### AIM OF THE EXERCISE
List every line in this data where the string "only" occurs.
——
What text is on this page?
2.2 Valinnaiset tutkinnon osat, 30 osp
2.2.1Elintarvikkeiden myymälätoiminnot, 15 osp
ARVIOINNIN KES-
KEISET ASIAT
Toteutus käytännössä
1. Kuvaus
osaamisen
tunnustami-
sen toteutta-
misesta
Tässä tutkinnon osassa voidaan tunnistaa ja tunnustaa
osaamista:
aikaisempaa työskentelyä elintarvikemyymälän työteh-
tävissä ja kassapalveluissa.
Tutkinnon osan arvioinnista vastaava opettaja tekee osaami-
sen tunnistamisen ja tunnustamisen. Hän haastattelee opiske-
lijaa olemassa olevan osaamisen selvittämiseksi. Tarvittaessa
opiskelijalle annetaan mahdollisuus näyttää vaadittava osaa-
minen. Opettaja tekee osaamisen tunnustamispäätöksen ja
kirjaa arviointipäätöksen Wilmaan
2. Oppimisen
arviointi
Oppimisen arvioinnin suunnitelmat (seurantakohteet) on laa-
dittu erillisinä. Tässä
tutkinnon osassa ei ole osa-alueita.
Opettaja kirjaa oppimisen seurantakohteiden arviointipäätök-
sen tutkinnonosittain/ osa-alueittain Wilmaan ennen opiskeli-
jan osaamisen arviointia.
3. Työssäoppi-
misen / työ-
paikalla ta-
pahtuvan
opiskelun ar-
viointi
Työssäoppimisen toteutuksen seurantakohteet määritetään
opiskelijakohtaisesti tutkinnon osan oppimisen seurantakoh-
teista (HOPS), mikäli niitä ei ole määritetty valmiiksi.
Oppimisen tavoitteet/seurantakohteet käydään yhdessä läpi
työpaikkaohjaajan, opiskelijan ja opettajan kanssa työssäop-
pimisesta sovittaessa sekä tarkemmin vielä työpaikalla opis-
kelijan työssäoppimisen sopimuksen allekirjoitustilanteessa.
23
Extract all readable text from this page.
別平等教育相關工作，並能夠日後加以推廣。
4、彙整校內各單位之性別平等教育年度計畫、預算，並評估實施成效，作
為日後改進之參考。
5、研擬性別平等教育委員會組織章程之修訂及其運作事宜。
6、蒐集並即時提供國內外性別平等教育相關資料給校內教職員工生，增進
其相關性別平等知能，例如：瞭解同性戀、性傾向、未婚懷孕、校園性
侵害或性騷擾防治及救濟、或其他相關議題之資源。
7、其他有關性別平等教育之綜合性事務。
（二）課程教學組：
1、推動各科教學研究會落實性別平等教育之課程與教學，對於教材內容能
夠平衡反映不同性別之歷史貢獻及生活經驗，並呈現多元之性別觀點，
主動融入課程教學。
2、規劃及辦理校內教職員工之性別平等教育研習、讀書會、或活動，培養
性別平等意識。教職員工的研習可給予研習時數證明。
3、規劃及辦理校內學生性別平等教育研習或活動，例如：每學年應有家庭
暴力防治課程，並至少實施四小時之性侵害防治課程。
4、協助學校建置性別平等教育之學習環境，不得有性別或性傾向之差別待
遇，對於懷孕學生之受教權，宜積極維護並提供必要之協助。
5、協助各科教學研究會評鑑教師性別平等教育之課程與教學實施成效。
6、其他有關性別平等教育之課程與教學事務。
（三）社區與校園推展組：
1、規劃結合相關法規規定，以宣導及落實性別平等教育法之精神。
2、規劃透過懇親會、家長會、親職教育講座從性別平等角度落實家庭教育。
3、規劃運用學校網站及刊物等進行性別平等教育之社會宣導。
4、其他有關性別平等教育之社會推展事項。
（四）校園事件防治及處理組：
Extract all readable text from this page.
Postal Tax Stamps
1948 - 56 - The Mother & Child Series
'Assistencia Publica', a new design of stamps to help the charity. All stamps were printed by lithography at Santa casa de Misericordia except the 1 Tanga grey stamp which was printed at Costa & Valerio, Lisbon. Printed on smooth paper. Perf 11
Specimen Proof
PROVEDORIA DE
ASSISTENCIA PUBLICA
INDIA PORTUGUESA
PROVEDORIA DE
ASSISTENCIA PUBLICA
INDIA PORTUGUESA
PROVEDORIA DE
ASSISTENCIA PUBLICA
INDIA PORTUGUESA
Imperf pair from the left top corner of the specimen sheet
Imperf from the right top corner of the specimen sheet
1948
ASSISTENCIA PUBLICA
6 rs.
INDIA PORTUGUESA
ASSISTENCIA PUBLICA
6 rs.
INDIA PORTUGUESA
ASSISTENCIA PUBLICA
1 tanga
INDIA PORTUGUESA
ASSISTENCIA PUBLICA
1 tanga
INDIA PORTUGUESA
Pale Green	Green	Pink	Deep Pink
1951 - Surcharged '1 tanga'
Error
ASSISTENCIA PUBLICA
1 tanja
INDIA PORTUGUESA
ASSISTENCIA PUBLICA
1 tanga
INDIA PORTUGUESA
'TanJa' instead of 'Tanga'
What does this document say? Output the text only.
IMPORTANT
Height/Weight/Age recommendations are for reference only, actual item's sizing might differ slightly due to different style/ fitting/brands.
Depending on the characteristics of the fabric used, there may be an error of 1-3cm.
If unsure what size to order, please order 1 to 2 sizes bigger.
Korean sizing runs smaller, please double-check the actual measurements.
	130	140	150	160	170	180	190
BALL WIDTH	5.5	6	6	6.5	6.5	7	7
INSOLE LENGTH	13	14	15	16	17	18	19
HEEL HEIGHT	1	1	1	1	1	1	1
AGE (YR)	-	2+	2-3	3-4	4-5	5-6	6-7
——
### RESULT
What does this document say? Output the text only.
Height/Weight/Age recommendations are for reference only, actual item's sizing might differ slightly due to different style/ fitting/brands.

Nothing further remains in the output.